### [Task statement]
Check each line of the material. Copy those containing "this".

■ ■ ■ ■ ■

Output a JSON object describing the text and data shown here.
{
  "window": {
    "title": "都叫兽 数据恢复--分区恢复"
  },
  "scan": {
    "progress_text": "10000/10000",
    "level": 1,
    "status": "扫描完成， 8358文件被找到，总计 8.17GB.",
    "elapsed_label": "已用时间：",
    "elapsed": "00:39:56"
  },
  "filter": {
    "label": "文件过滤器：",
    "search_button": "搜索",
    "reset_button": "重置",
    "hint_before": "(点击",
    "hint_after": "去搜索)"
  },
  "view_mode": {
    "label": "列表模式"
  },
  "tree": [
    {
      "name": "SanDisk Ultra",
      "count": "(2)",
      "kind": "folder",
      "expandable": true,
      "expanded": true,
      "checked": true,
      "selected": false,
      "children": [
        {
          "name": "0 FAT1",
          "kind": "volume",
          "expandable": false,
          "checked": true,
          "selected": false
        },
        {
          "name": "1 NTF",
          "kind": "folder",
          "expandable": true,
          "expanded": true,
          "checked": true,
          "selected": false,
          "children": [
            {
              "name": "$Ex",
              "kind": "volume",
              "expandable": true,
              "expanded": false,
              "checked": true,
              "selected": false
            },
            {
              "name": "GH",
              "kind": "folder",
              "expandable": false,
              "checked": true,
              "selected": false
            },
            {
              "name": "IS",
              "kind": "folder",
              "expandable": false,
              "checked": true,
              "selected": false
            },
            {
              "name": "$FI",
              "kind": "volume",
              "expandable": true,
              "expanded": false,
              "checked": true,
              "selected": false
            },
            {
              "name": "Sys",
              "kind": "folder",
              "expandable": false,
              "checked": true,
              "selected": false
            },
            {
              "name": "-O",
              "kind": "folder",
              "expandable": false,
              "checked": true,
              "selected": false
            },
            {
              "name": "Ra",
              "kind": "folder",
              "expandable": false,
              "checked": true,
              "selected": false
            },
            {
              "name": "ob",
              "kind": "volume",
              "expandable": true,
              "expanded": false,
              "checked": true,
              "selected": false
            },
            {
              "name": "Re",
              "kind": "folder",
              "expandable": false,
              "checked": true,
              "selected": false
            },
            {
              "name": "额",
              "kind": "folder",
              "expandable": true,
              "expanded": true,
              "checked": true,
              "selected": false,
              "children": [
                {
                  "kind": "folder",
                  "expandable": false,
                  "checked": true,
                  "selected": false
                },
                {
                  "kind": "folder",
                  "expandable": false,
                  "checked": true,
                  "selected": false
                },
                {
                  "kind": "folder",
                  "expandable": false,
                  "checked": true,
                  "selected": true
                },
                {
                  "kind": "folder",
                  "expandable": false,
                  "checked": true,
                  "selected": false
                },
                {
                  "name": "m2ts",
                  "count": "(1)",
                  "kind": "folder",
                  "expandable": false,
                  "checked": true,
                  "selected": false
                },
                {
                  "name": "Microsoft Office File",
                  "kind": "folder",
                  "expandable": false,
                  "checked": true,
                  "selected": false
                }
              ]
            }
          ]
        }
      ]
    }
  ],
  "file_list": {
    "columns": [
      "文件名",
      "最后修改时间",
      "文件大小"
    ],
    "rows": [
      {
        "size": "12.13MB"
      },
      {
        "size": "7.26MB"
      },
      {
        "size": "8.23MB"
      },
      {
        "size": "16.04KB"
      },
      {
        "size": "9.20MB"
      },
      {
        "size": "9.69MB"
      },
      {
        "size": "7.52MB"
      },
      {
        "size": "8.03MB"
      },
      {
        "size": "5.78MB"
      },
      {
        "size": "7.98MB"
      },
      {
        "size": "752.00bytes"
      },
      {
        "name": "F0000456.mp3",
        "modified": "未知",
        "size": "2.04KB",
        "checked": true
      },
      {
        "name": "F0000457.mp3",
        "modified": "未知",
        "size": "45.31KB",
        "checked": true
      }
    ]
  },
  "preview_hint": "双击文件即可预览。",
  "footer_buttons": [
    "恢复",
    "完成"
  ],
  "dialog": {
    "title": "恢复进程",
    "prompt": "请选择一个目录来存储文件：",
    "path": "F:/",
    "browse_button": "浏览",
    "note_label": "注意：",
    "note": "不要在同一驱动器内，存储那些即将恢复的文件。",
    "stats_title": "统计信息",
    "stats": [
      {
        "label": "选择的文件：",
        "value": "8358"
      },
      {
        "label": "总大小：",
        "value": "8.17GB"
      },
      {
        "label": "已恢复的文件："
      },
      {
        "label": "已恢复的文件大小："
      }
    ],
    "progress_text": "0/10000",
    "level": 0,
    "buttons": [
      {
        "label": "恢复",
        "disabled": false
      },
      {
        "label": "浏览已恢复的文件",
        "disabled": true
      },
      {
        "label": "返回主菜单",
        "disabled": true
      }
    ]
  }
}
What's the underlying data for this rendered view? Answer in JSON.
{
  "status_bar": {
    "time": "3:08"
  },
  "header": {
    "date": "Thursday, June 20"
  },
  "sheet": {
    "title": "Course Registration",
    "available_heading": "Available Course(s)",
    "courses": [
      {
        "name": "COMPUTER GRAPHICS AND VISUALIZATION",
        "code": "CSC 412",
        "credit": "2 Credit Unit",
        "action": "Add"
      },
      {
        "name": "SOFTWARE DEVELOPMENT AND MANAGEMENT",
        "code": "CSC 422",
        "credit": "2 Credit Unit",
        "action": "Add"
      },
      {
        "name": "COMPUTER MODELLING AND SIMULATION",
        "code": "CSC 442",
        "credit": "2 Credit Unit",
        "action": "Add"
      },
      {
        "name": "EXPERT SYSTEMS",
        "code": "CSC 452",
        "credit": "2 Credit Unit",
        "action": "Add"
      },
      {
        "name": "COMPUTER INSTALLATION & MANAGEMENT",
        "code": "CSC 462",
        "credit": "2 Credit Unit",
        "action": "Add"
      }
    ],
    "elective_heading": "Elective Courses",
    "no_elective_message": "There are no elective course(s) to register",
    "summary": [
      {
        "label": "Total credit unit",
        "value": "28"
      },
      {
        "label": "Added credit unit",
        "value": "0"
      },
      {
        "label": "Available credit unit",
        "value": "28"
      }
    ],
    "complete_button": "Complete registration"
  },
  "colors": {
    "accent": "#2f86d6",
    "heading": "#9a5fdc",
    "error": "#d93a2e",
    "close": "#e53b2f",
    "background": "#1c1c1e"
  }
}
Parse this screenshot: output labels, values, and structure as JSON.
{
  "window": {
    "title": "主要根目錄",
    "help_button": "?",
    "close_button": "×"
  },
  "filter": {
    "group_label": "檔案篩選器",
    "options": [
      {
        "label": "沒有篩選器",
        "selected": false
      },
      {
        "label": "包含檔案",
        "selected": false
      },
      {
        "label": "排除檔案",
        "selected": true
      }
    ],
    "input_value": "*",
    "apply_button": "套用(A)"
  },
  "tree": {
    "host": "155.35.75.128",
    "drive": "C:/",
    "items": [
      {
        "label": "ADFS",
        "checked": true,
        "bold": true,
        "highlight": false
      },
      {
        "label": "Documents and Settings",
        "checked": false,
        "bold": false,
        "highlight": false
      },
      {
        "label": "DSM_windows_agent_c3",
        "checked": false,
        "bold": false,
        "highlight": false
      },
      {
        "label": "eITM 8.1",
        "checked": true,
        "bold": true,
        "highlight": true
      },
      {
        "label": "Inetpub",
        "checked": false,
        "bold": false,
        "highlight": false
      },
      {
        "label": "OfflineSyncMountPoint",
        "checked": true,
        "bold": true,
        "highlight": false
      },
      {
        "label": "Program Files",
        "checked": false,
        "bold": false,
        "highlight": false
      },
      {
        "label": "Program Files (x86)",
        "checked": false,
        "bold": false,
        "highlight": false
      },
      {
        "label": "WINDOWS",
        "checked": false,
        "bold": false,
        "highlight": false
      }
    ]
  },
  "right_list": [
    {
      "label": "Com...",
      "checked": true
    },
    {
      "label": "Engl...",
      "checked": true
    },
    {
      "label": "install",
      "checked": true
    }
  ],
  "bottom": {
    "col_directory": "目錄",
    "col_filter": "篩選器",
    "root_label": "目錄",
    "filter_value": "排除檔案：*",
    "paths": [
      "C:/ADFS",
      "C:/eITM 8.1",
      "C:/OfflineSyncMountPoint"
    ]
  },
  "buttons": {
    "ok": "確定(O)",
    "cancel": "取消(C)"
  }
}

■ ■ ■ ■ ■

### [Result]
What's the underlying data for this rendered view? Answer in JSON.
Parse this screenshot: output labels, values, and structure as JSON.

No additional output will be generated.